- STATED PROBLEM
Make a tally of the lines in the records that include the string "label", and give only that number.

- RECORDS TO PROCESS

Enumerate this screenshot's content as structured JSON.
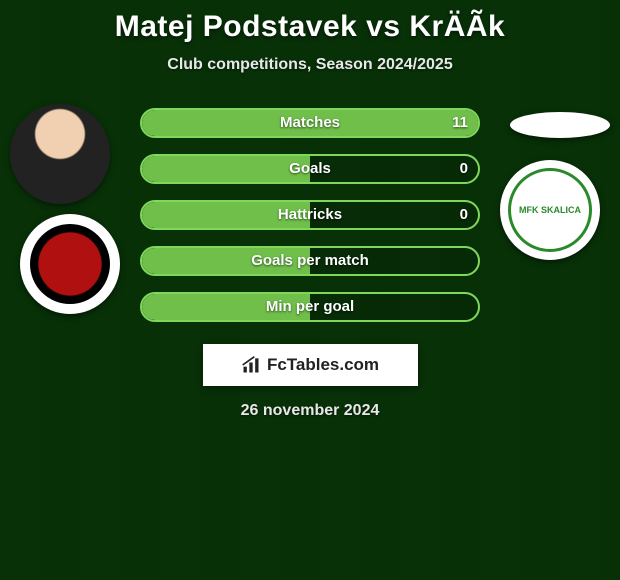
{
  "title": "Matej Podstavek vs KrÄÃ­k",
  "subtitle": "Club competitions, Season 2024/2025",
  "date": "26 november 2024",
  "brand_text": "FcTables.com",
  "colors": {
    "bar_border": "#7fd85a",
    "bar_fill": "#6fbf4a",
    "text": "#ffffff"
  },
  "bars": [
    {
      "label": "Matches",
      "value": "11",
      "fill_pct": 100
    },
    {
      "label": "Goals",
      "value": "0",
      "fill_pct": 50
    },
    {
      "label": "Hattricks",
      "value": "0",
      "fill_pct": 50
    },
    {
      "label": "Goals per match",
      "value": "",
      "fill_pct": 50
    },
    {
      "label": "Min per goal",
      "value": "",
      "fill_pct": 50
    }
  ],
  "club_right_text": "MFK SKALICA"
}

- SOLUTION TO THIS PROBLEM
5